*Passage to read*.
<<<<

# A few shots from our tour of France...



## 1302 (Apr 4, 2006)

Here's some of my fav shots from my French holi-bobs...


















I found this old boiler in amongst the flowers - Angers









If I ever need a cover for my forthcoming CD  - Cabourg, near Caen


















Both the above Ile de Noirmoutier

and no 'predictable' reference to old wrecks


----------



## moblee (Dec 31, 2006)

Excellent pictures j99dub, hope you had a great time.
we're supposed to be going in two weeks today,but things 
keep eating into our money.
Still your pictures are typically french and a good reminder
of what its all about.


phil


----------



## geraldandannie (Jun 4, 2006)

Lovely photos. Paul. Under 2 weeks until we head over the water, and your photos have reminded us what we'll be seeing soon ...

 

Gerald


----------



## nukeadmin (Oct 10, 2003)

Whereabouts was the one of you and the Guitar taken Paul ?


----------



## 1302 (Apr 4, 2006)

nukeadmin said:


> Whereabouts was the one of you and the Guitar taken Paul ?


at Cabourg, not far from Caen (sorry meant to type the location in but then forgot to look it up)

Site overlooks the beach - bit pricey given the ancient services but that view in the morning and early evening makes it worth it 

ps - the Guitar at 35 years old is nearly as old as me  It was my Dads - I fancied giving it a tour as well - with so much spare time on your hands its a useful 'distraction'


----------



## 1302 (Apr 4, 2006)

gerannpasa said:


> Lovely photos. Paul. Under 2 weeks until we head over the water, and your photos have reminded us what we'll be seeing soon ...
> 
> 
> 
> Gerald


I thought I'd seen something saying you were going over - have as much fun as we did and you'll do alright I am sure 

Paul


----------



## Hampshireman (Apr 18, 2007)

What a good photographer as well as musician, although we have no proof of the latter!. I saw the handle and your places which reminded me of our trip there some years back in our 73 Bay Westy. 

We just back after 3 weeks Spain and France in the 98 T4 and we had a night at Noirmoutier out on the site at the point. Gale winds overnight, but that's what you can get from sticking your neck so far out into the atlantic. Not too impressed with the flat island, but maybe it has a charm when the sun is shining.


----------



## 1302 (Apr 4, 2006)

Hampshireman said:


> ...which reminded me of our trip there some years back in our 73 Bay Westy.
> 
> .


We've done our bit in older VW's - a 1978 Converted Micro bus Type2 and a 1968 Danbury Type2 (mint as you like). We now prefer the comfort offered by the T4


----------



## 1302 (Apr 4, 2006)

A couple more - only because they show the van


----------

>>>>

*Data excerpt*.
<<<<

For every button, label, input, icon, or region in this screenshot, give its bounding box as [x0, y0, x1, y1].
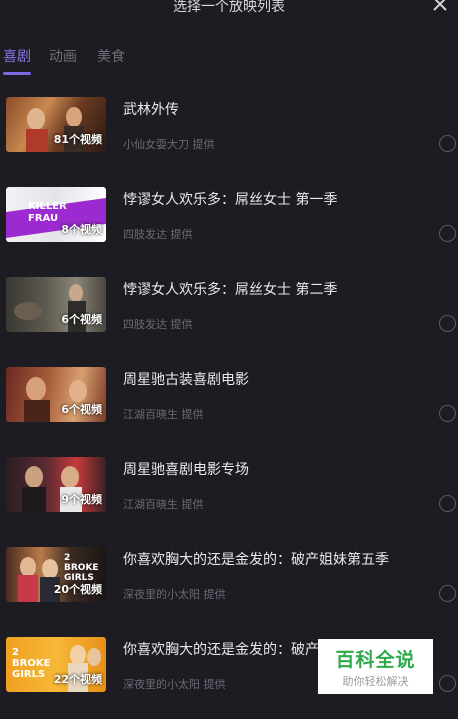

>>>>

Reproduce the France tour thread verbatim, beginning at "I thought I'd" and stopping after "sun is shining.". Work only from the France tour thread.

*Reply to the task*.
I thought I'd seen something saying you were going over - have as much fun as we did and you'll do alright I am sure 

Paul


----------



## Hampshireman (Apr 18, 2007)

What a good photographer as well as musician, although we have no proof of the latter!. I saw the handle and your places which reminded me of our trip there some years back in our 73 Bay Westy. 

We just back after 3 weeks Spain and France in the 98 T4 and we had a night at Noirmoutier out on the site at the point. Gale winds overnight, but that's what you can get from sticking your neck so far out into the atlantic. Not too impressed with the flat island, but maybe it has a charm when the sun is shining.